» **CHALLENGE**:
Reproduce the listing below word for word, with no pictures.

» **EXTRACTED RECORDS**:
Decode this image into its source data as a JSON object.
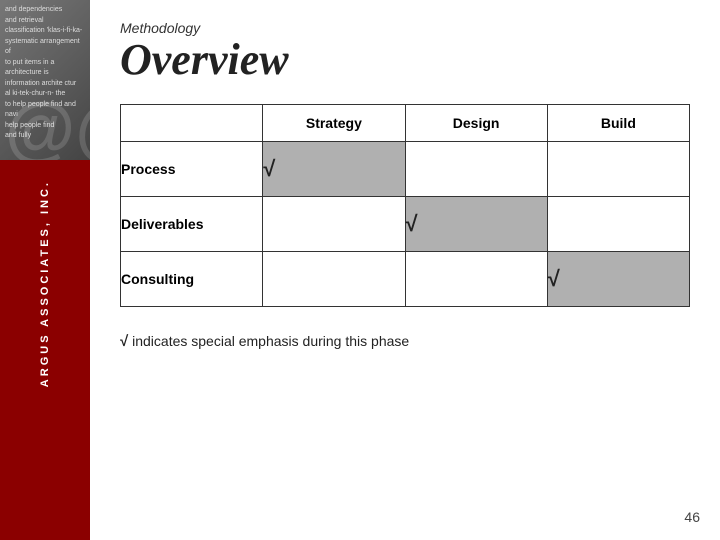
{
  "sidebar": {
    "brand": "ARGUS ASSOCIATES, INC.",
    "at_symbol": "@@"
  },
  "header": {
    "methodology_label": "Methodology",
    "overview_title": "Overview"
  },
  "table": {
    "columns": [
      "",
      "Strategy",
      "Design",
      "Build"
    ],
    "rows": [
      {
        "label": "Process",
        "cells": [
          "highlighted",
          "normal",
          "normal"
        ]
      },
      {
        "label": "Deliverables",
        "cells": [
          "normal",
          "highlighted",
          "normal"
        ]
      },
      {
        "label": "Consulting",
        "cells": [
          "normal",
          "normal",
          "highlighted"
        ]
      }
    ],
    "check_symbol": "√"
  },
  "footnote": {
    "check": "√",
    "text": " indicates special emphasis during this phase"
  },
  "page_number": "46"
}
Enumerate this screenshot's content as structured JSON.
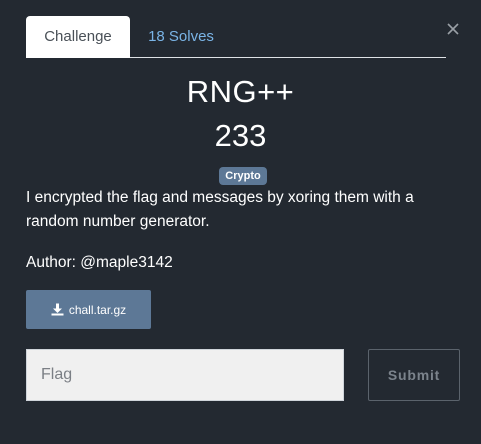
{
  "tabs": [
    {
      "label": "Challenge",
      "active": true
    },
    {
      "label": "18 Solves",
      "active": false
    }
  ],
  "close_icon": "close-icon",
  "challenge": {
    "name": "RNG++",
    "points": "233",
    "category": "Crypto",
    "description": "I encrypted the flag and messages by xoring them with a random number generator.",
    "author": "Author: @maple3142"
  },
  "file": {
    "icon": "download-icon",
    "label": "chall.tar.gz"
  },
  "flag_input": {
    "placeholder": "Flag",
    "value": ""
  },
  "submit_label": "Submit",
  "colors": {
    "background": "#232931",
    "accent": "#5d7896",
    "link": "#7ab4e6"
  }
}
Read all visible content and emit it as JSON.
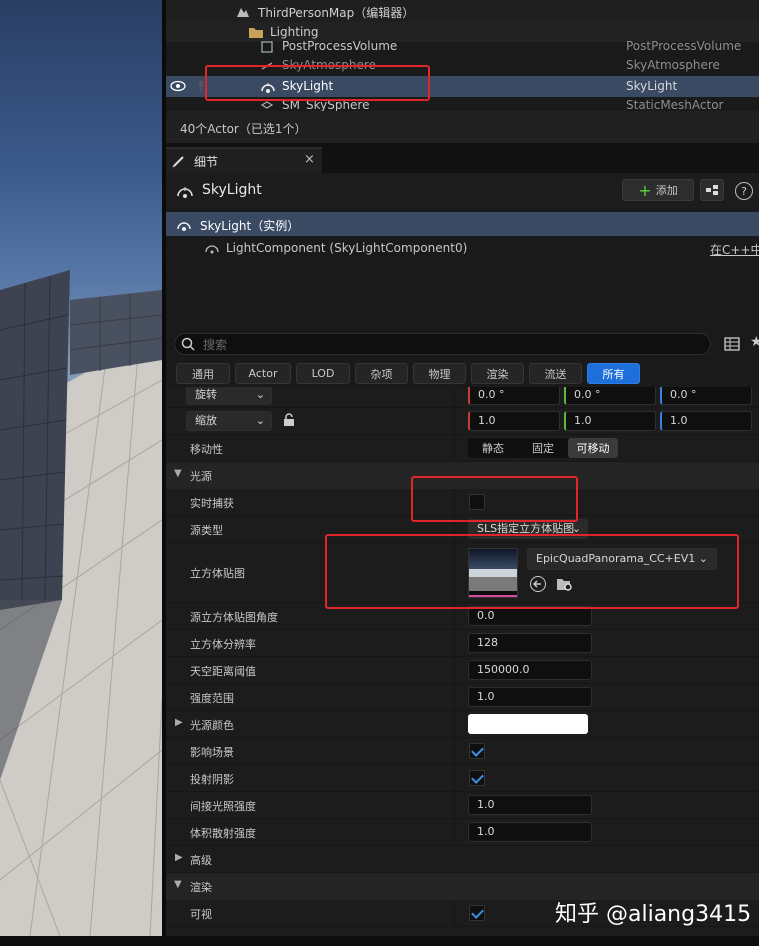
{
  "outliner": {
    "map_label": "ThirdPersonMap（编辑器）",
    "folder_label": "Lighting",
    "rows": [
      {
        "name": "PostProcessVolume",
        "type": "PostProcessVolume"
      },
      {
        "name": "SkyAtmosphere",
        "type": "SkyAtmosphere"
      },
      {
        "name": "SkyLight",
        "type": "SkyLight"
      },
      {
        "name": "SM_SkySphere",
        "type": "StaticMeshActor"
      }
    ],
    "status": "40个Actor（已选1个）"
  },
  "details": {
    "tab_label": "细节",
    "actor_name": "SkyLight",
    "add_label": "添加",
    "instance_label": "SkyLight（实例）",
    "component_label": "LightComponent (SkyLightComponent0)",
    "cpp_link": "在C++中",
    "search_placeholder": "搜索",
    "filters": [
      "通用",
      "Actor",
      "LOD",
      "杂项",
      "物理",
      "渲染",
      "流送",
      "所有"
    ],
    "transform": {
      "rotation_label": "旋转",
      "rotation": [
        "0.0 °",
        "0.0 °",
        "0.0 °"
      ],
      "scale_label": "缩放",
      "scale": [
        "1.0",
        "1.0",
        "1.0"
      ],
      "mobility_label": "移动性",
      "mobility_options": [
        "静态",
        "固定",
        "可移动"
      ],
      "mobility_selected": "可移动"
    },
    "light_category": "光源",
    "props": {
      "realtime_capture": "实时捕获",
      "source_type": "源类型",
      "source_type_value": "SLS指定立方体贴图",
      "cubemap": "立方体贴图",
      "cubemap_asset": "EpicQuadPanorama_CC+EV1",
      "cubemap_angle": "源立方体贴图角度",
      "cubemap_angle_value": "0.0",
      "cubemap_resolution": "立方体分辨率",
      "cubemap_resolution_value": "128",
      "sky_distance": "天空距离阈值",
      "sky_distance_value": "150000.0",
      "intensity_scale": "强度范围",
      "intensity_scale_value": "1.0",
      "light_color": "光源颜色",
      "affects_world": "影响场景",
      "cast_shadows": "投射阴影",
      "indirect_intensity": "间接光照强度",
      "indirect_intensity_value": "1.0",
      "volumetric_scattering": "体积散射强度",
      "volumetric_scattering_value": "1.0",
      "advanced": "高级"
    },
    "render_category": "渲染",
    "visible_label": "可视"
  },
  "watermark": "知乎 @aliang3415",
  "colors": {
    "accent": "#1e6fd9",
    "selection": "#3a4a63",
    "annotation_red": "#e0262a",
    "check_blue": "#3d8ee8"
  }
}
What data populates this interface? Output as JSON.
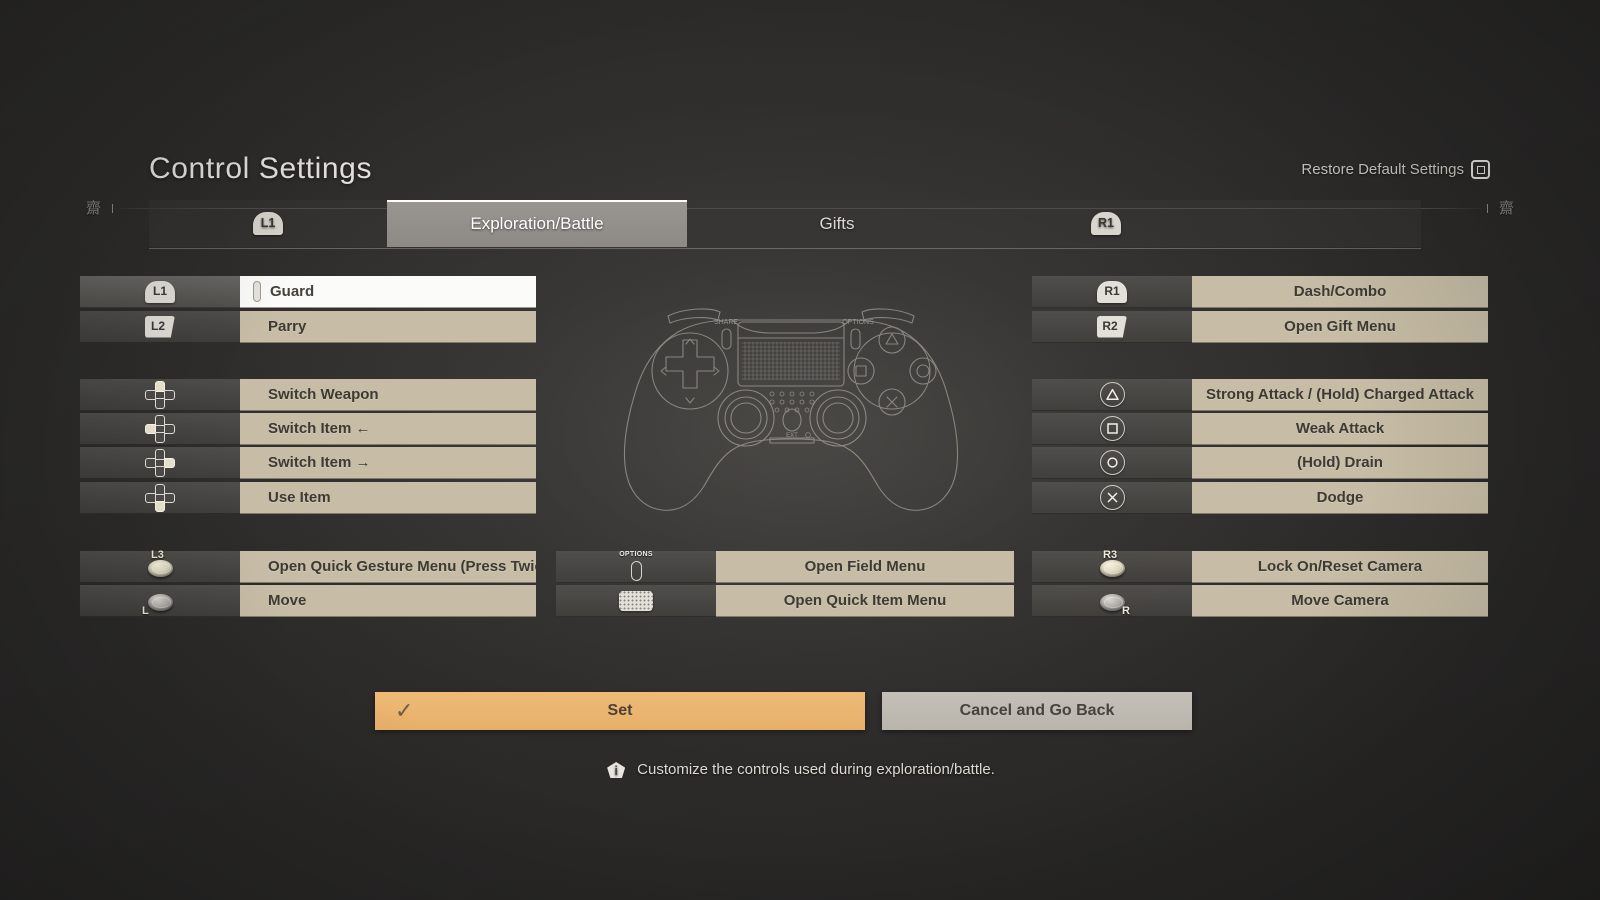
{
  "header": {
    "title": "Control Settings",
    "restore_label": "Restore Default Settings",
    "restore_button_icon": "square-button-icon",
    "ornament_left": "齋",
    "ornament_right": "齋"
  },
  "tabs": {
    "prev_bumper": "L1",
    "next_bumper": "R1",
    "items": [
      {
        "label": "Exploration/Battle",
        "active": true
      },
      {
        "label": "Gifts",
        "active": false
      }
    ]
  },
  "bindings": {
    "left_column": [
      {
        "group": 1,
        "icon": "shoulder-l1-icon",
        "key": "L1",
        "action": "Guard",
        "selected": true
      },
      {
        "group": 1,
        "icon": "trigger-l2-icon",
        "key": "L2",
        "action": "Parry",
        "selected": false
      },
      {
        "group": 2,
        "icon": "dpad-up-icon",
        "key": "Up",
        "action": "Switch Weapon",
        "selected": false
      },
      {
        "group": 2,
        "icon": "dpad-left-icon",
        "key": "Left",
        "action": "Switch Item ←",
        "selected": false
      },
      {
        "group": 2,
        "icon": "dpad-right-icon",
        "key": "Right",
        "action": "Switch Item →",
        "selected": false
      },
      {
        "group": 2,
        "icon": "dpad-down-icon",
        "key": "Down",
        "action": "Use Item",
        "selected": false
      },
      {
        "group": 3,
        "icon": "stick-l3-icon",
        "key": "L3",
        "action": "Open Quick Gesture Menu (Press Twice)",
        "selected": false
      },
      {
        "group": 3,
        "icon": "stick-l-icon",
        "key": "L",
        "action": "Move",
        "selected": false
      }
    ],
    "center_column": [
      {
        "icon": "options-button-icon",
        "key": "OPTIONS",
        "action": "Open Field Menu"
      },
      {
        "icon": "touchpad-icon",
        "key": "Touchpad",
        "action": "Open Quick Item Menu"
      }
    ],
    "right_column": [
      {
        "group": 1,
        "icon": "shoulder-r1-icon",
        "key": "R1",
        "action": "Dash/Combo"
      },
      {
        "group": 1,
        "icon": "trigger-r2-icon",
        "key": "R2",
        "action": "Open Gift Menu"
      },
      {
        "group": 2,
        "icon": "triangle-button-icon",
        "key": "Triangle",
        "action": "Strong Attack / (Hold) Charged Attack"
      },
      {
        "group": 2,
        "icon": "square-button-icon",
        "key": "Square",
        "action": "Weak Attack"
      },
      {
        "group": 2,
        "icon": "circle-button-icon",
        "key": "Circle",
        "action": "(Hold) Drain"
      },
      {
        "group": 2,
        "icon": "cross-button-icon",
        "key": "Cross",
        "action": "Dodge"
      },
      {
        "group": 3,
        "icon": "stick-r3-icon",
        "key": "R3",
        "action": "Lock On/Reset Camera"
      },
      {
        "group": 3,
        "icon": "stick-r-icon",
        "key": "R",
        "action": "Move Camera"
      }
    ]
  },
  "controller_art": {
    "name": "dualshock-controller-diagram",
    "share_label": "SHARE",
    "options_label": "OPTIONS",
    "ext_label": "EXT"
  },
  "footer": {
    "set_label": "Set",
    "set_icon": "check-icon",
    "cancel_label": "Cancel and Go Back",
    "hint_icon": "info-icon",
    "hint_text": "Customize the controls used during exploration/battle."
  },
  "colors": {
    "background": "#2b2a29",
    "row_value": "#c7bda6",
    "row_selected": "#fbfbfa",
    "accent_confirm": "#e7b06a",
    "cancel": "#bdb9b1",
    "tab_active": "#938f8a"
  }
}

» **EXERCISE RESULT**:
Decode this image into its source data as a JSON object.
{
  "sidebar": {
    "brand": "ARGUS ASSOCIATES, INC.",
    "at_symbol": "@@"
  },
  "header": {
    "methodology_label": "Methodology",
    "overview_title": "Overview"
  },
  "table": {
    "columns": [
      "",
      "Strategy",
      "Design",
      "Build"
    ],
    "rows": [
      {
        "label": "Process",
        "cells": [
          "highlighted",
          "normal",
          "normal"
        ]
      },
      {
        "label": "Deliverables",
        "cells": [
          "normal",
          "highlighted",
          "normal"
        ]
      },
      {
        "label": "Consulting",
        "cells": [
          "normal",
          "normal",
          "highlighted"
        ]
      }
    ],
    "check_symbol": "√"
  },
  "footnote": {
    "check": "√",
    "text": " indicates special emphasis during this phase"
  },
  "page_number": "46"
}
Enumerate this screenshot's content as structured JSON.
{
  "tabs": [
    {
      "label": "Challenge",
      "active": true
    },
    {
      "label": "18 Solves",
      "active": false
    }
  ],
  "close_icon": "close-icon",
  "challenge": {
    "name": "RNG++",
    "points": "233",
    "category": "Crypto",
    "description": "I encrypted the flag and messages by xoring them with a random number generator.",
    "author": "Author: @maple3142"
  },
  "file": {
    "icon": "download-icon",
    "label": "chall.tar.gz"
  },
  "flag_input": {
    "placeholder": "Flag",
    "value": ""
  },
  "submit_label": "Submit",
  "colors": {
    "background": "#232931",
    "accent": "#5d7896",
    "link": "#7ab4e6"
  }
}
Read all visible content and emit it as JSON.
{
  "outliner": {
    "map_label": "ThirdPersonMap（编辑器）",
    "folder_label": "Lighting",
    "rows": [
      {
        "name": "PostProcessVolume",
        "type": "PostProcessVolume"
      },
      {
        "name": "SkyAtmosphere",
        "type": "SkyAtmosphere"
      },
      {
        "name": "SkyLight",
        "type": "SkyLight"
      },
      {
        "name": "SM_SkySphere",
        "type": "StaticMeshActor"
      }
    ],
    "status": "40个Actor（已选1个）"
  },
  "details": {
    "tab_label": "细节",
    "actor_name": "SkyLight",
    "add_label": "添加",
    "instance_label": "SkyLight（实例）",
    "component_label": "LightComponent (SkyLightComponent0)",
    "cpp_link": "在C++中",
    "search_placeholder": "搜索",
    "filters": [
      "通用",
      "Actor",
      "LOD",
      "杂项",
      "物理",
      "渲染",
      "流送",
      "所有"
    ],
    "transform": {
      "rotation_label": "旋转",
      "rotation": [
        "0.0 °",
        "0.0 °",
        "0.0 °"
      ],
      "scale_label": "缩放",
      "scale": [
        "1.0",
        "1.0",
        "1.0"
      ],
      "mobility_label": "移动性",
      "mobility_options": [
        "静态",
        "固定",
        "可移动"
      ],
      "mobility_selected": "可移动"
    },
    "light_category": "光源",
    "props": {
      "realtime_capture": "实时捕获",
      "source_type": "源类型",
      "source_type_value": "SLS指定立方体贴图",
      "cubemap": "立方体贴图",
      "cubemap_asset": "EpicQuadPanorama_CC+EV1",
      "cubemap_angle": "源立方体贴图角度",
      "cubemap_angle_value": "0.0",
      "cubemap_resolution": "立方体分辨率",
      "cubemap_resolution_value": "128",
      "sky_distance": "天空距离阈值",
      "sky_distance_value": "150000.0",
      "intensity_scale": "强度范围",
      "intensity_scale_value": "1.0",
      "light_color": "光源颜色",
      "affects_world": "影响场景",
      "cast_shadows": "投射阴影",
      "indirect_intensity": "间接光照强度",
      "indirect_intensity_value": "1.0",
      "volumetric_scattering": "体积散射强度",
      "volumetric_scattering_value": "1.0",
      "advanced": "高级"
    },
    "render_category": "渲染",
    "visible_label": "可视"
  },
  "watermark": "知乎 @aliang3415",
  "colors": {
    "accent": "#1e6fd9",
    "selection": "#3a4a63",
    "annotation_red": "#e0262a",
    "check_blue": "#3d8ee8"
  }
}
What data populates this interface? Output as JSON.
{
  "header": {
    "title": "Control Settings",
    "restore_label": "Restore Default Settings",
    "restore_button_icon": "square-button-icon",
    "ornament_left": "齋",
    "ornament_right": "齋"
  },
  "tabs": {
    "prev_bumper": "L1",
    "next_bumper": "R1",
    "items": [
      {
        "label": "Exploration/Battle",
        "active": true
      },
      {
        "label": "Gifts",
        "active": false
      }
    ]
  },
  "bindings": {
    "left_column": [
      {
        "group": 1,
        "icon": "shoulder-l1-icon",
        "key": "L1",
        "action": "Guard",
        "selected": true
      },
      {
        "group": 1,
        "icon": "trigger-l2-icon",
        "key": "L2",
        "action": "Parry",
        "selected": false
      },
      {
        "group": 2,
        "icon": "dpad-up-icon",
        "key": "Up",
        "action": "Switch Weapon",
        "selected": false
      },
      {
        "group": 2,
        "icon": "dpad-left-icon",
        "key": "Left",
        "action": "Switch Item ←",
        "selected": false
      },
      {
        "group": 2,
        "icon": "dpad-right-icon",
        "key": "Right",
        "action": "Switch Item →",
        "selected": false
      },
      {
        "group": 2,
        "icon": "dpad-down-icon",
        "key": "Down",
        "action": "Use Item",
        "selected": false
      },
      {
        "group": 3,
        "icon": "stick-l3-icon",
        "key": "L3",
        "action": "Open Quick Gesture Menu (Press Twice)",
        "selected": false
      },
      {
        "group": 3,
        "icon": "stick-l-icon",
        "key": "L",
        "action": "Move",
        "selected": false
      }
    ],
    "center_column": [
      {
        "icon": "options-button-icon",
        "key": "OPTIONS",
        "action": "Open Field Menu"
      },
      {
        "icon": "touchpad-icon",
        "key": "Touchpad",
        "action": "Open Quick Item Menu"
      }
    ],
    "right_column": [
      {
        "group": 1,
        "icon": "shoulder-r1-icon",
        "key": "R1",
        "action": "Dash/Combo"
      },
      {
        "group": 1,
        "icon": "trigger-r2-icon",
        "key": "R2",
        "action": "Open Gift Menu"
      },
      {
        "group": 2,
        "icon": "triangle-button-icon",
        "key": "Triangle",
        "action": "Strong Attack / (Hold) Charged Attack"
      },
      {
        "group": 2,
        "icon": "square-button-icon",
        "key": "Square",
        "action": "Weak Attack"
      },
      {
        "group": 2,
        "icon": "circle-button-icon",
        "key": "Circle",
        "action": "(Hold) Drain"
      },
      {
        "group": 2,
        "icon": "cross-button-icon",
        "key": "Cross",
        "action": "Dodge"
      },
      {
        "group": 3,
        "icon": "stick-r3-icon",
        "key": "R3",
        "action": "Lock On/Reset Camera"
      },
      {
        "group": 3,
        "icon": "stick-r-icon",
        "key": "R",
        "action": "Move Camera"
      }
    ]
  },
  "controller_art": {
    "name": "dualshock-controller-diagram",
    "share_label": "SHARE",
    "options_label": "OPTIONS",
    "ext_label": "EXT"
  },
  "footer": {
    "set_label": "Set",
    "set_icon": "check-icon",
    "cancel_label": "Cancel and Go Back",
    "hint_icon": "info-icon",
    "hint_text": "Customize the controls used during exploration/battle."
  },
  "colors": {
    "background": "#2b2a29",
    "row_value": "#c7bda6",
    "row_selected": "#fbfbfa",
    "accent_confirm": "#e7b06a",
    "cancel": "#bdb9b1",
    "tab_active": "#938f8a"
  }
}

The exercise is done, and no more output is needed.